The request. Report each line of the data that has "source" somewhere in it.

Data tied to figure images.
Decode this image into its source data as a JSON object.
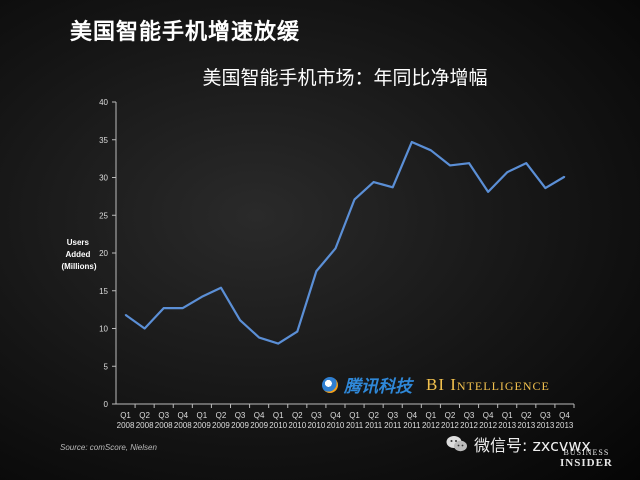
{
  "page": {
    "heading": "美国智能手机增速放缓",
    "source": "Source: comScore, Nielsen",
    "watermark": {
      "name": "腾讯科技",
      "bi": "BI Intelligence"
    },
    "wechat": "微信号: zxcvwx",
    "bi_logo": {
      "line1": "BUSINESS",
      "line2": "INSIDER"
    }
  },
  "colors": {
    "line": "#5b8fd6",
    "background": "#151515",
    "text": "#ffffff"
  },
  "chart_data": {
    "type": "line",
    "title": "美国智能手机市场：年同比净增幅",
    "ylabel_lines": [
      "Users",
      "Added",
      "(Millions)"
    ],
    "xlabel": "",
    "ylim": [
      0,
      40
    ],
    "yticks": [
      0,
      5,
      10,
      15,
      20,
      25,
      30,
      35,
      40
    ],
    "grid": false,
    "categories": [
      [
        "Q1",
        "2008"
      ],
      [
        "Q2",
        "2008"
      ],
      [
        "Q3",
        "2008"
      ],
      [
        "Q4",
        "2008"
      ],
      [
        "Q1",
        "2009"
      ],
      [
        "Q2",
        "2009"
      ],
      [
        "Q3",
        "2009"
      ],
      [
        "Q4",
        "2009"
      ],
      [
        "Q1",
        "2010"
      ],
      [
        "Q2",
        "2010"
      ],
      [
        "Q3",
        "2010"
      ],
      [
        "Q4",
        "2010"
      ],
      [
        "Q1",
        "2011"
      ],
      [
        "Q2",
        "2011"
      ],
      [
        "Q3",
        "2011"
      ],
      [
        "Q4",
        "2011"
      ],
      [
        "Q1",
        "2012"
      ],
      [
        "Q2",
        "2012"
      ],
      [
        "Q3",
        "2012"
      ],
      [
        "Q4",
        "2012"
      ],
      [
        "Q1",
        "2013"
      ],
      [
        "Q2",
        "2013"
      ],
      [
        "Q3",
        "2013"
      ],
      [
        "Q4",
        "2013"
      ]
    ],
    "series": [
      {
        "values": [
          11.8,
          10.0,
          12.7,
          12.7,
          14.2,
          15.4,
          11.1,
          8.8,
          8.0,
          9.6,
          17.6,
          20.6,
          27.1,
          29.4,
          28.7,
          34.7,
          33.6,
          31.6,
          31.9,
          28.1,
          30.7,
          31.9,
          28.6,
          30.1
        ]
      }
    ]
  }
}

Final answer.
Decode this image into its source data as a JSON object.
    "source": "Source: comScore, Nielsen",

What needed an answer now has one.